- **PROBLEM**
Output every entry exactly as written, skipping any pictures.

- **INPUT MATERIAL**
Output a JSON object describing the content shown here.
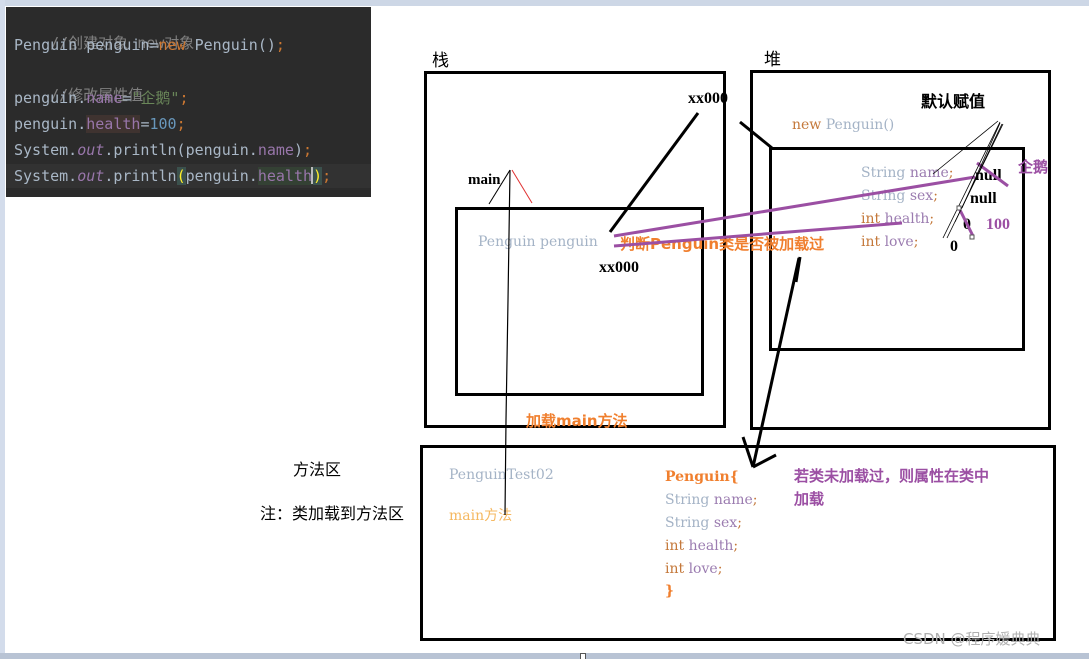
{
  "code_panel": {
    "lines": {
      "l1": "//创建对象 new对象",
      "l2a": "Penguin penguin=",
      "l2b": "new",
      "l2c": " Penguin()",
      "l2d": ";",
      "l3": "//修改属性值",
      "l4a": "penguin.",
      "l4b": "name",
      "l4c": "=",
      "l4d": "\"企鹅\"",
      "l4e": ";",
      "l5a": "penguin.",
      "l5b": "health",
      "l5c": "=",
      "l5d": "100",
      "l5e": ";",
      "l6a": "System.",
      "l6b": "out",
      "l6c": ".println(penguin.",
      "l6d": "name",
      "l6e": ")",
      "l6f": ";",
      "l7a": "System.",
      "l7b": "out",
      "l7c": ".println",
      "l7d": "(",
      "l7e": "penguin.",
      "l7f": "health",
      "l7g": ")",
      "l7h": ";"
    }
  },
  "diagram": {
    "stack": {
      "title": "栈",
      "frame_label": "main",
      "ref_address_top": "xx000",
      "var_decl": "Penguin penguin",
      "var_value": "xx000"
    },
    "heap": {
      "title": "堆",
      "default_values_label": "默认赋值",
      "new_keyword": "new",
      "constructor": " Penguin()",
      "fields": [
        {
          "type": "String",
          "name": " name",
          "semi": ";",
          "default": "null"
        },
        {
          "type": "String",
          "name": " sex",
          "semi": ";",
          "default": "null"
        },
        {
          "type": "int",
          "name": " health",
          "semi": ";",
          "default": "0"
        },
        {
          "type": "int",
          "name": " love",
          "semi": ";",
          "default": "0"
        }
      ],
      "assigned_name": "企鹅",
      "assigned_health": "100"
    },
    "annotations": {
      "check_loaded": "判断Penguin类是否被加载过",
      "load_main": "加载main方法",
      "not_loaded_note": "若类未加载过，则属性在类中",
      "not_loaded_note_2": "加载"
    },
    "method_area": {
      "title": "方法区",
      "note": "注：类加载到方法区",
      "class_name": "PenguinTest02",
      "main_method": "main方法",
      "penguin_class_header": "Penguin{",
      "fields": [
        {
          "type": "String",
          "name": " name",
          "semi": ";"
        },
        {
          "type": "String",
          "name": " sex",
          "semi": ";"
        },
        {
          "type": "int",
          "name": " health",
          "semi": ";"
        },
        {
          "type": "int",
          "name": " love",
          "semi": ";"
        }
      ],
      "closing_brace": "}"
    },
    "colors": {
      "orange": "#f07f2e",
      "purple": "#9b4fa3",
      "gray_blue": "#a4b3c6",
      "light_orange": "#f5b860"
    }
  },
  "watermark": "CSDN @程序媛典典"
}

- **TASK ANSWER**
Output a JSON object describing the content shown here.
{
  "code_panel": {
    "lines": {
      "l1": "//创建对象 new对象",
      "l2a": "Penguin penguin=",
      "l2b": "new",
      "l2c": " Penguin()",
      "l2d": ";",
      "l3": "//修改属性值",
      "l4a": "penguin.",
      "l4b": "name",
      "l4c": "=",
      "l4d": "\"企鹅\"",
      "l4e": ";",
      "l5a": "penguin.",
      "l5b": "health",
      "l5c": "=",
      "l5d": "100",
      "l5e": ";",
      "l6a": "System.",
      "l6b": "out",
      "l6c": ".println(penguin.",
      "l6d": "name",
      "l6e": ")",
      "l6f": ";",
      "l7a": "System.",
      "l7b": "out",
      "l7c": ".println",
      "l7d": "(",
      "l7e": "penguin.",
      "l7f": "health",
      "l7g": ")",
      "l7h": ";"
    }
  },
  "diagram": {
    "stack": {
      "title": "栈",
      "frame_label": "main",
      "ref_address_top": "xx000",
      "var_decl": "Penguin penguin",
      "var_value": "xx000"
    },
    "heap": {
      "title": "堆",
      "default_values_label": "默认赋值",
      "new_keyword": "new",
      "constructor": " Penguin()",
      "fields": [
        {
          "type": "String",
          "name": " name",
          "semi": ";",
          "default": "null"
        },
        {
          "type": "String",
          "name": " sex",
          "semi": ";",
          "default": "null"
        },
        {
          "type": "int",
          "name": " health",
          "semi": ";",
          "default": "0"
        },
        {
          "type": "int",
          "name": " love",
          "semi": ";",
          "default": "0"
        }
      ],
      "assigned_name": "企鹅",
      "assigned_health": "100"
    },
    "annotations": {
      "check_loaded": "判断Penguin类是否被加载过",
      "load_main": "加载main方法",
      "not_loaded_note": "若类未加载过，则属性在类中",
      "not_loaded_note_2": "加载"
    },
    "method_area": {
      "title": "方法区",
      "note": "注：类加载到方法区",
      "class_name": "PenguinTest02",
      "main_method": "main方法",
      "penguin_class_header": "Penguin{",
      "fields": [
        {
          "type": "String",
          "name": " name",
          "semi": ";"
        },
        {
          "type": "String",
          "name": " sex",
          "semi": ";"
        },
        {
          "type": "int",
          "name": " health",
          "semi": ";"
        },
        {
          "type": "int",
          "name": " love",
          "semi": ";"
        }
      ],
      "closing_brace": "}"
    },
    "colors": {
      "orange": "#f07f2e",
      "purple": "#9b4fa3",
      "gray_blue": "#a4b3c6",
      "light_orange": "#f5b860"
    }
  },
  "watermark": "CSDN @程序媛典典"
}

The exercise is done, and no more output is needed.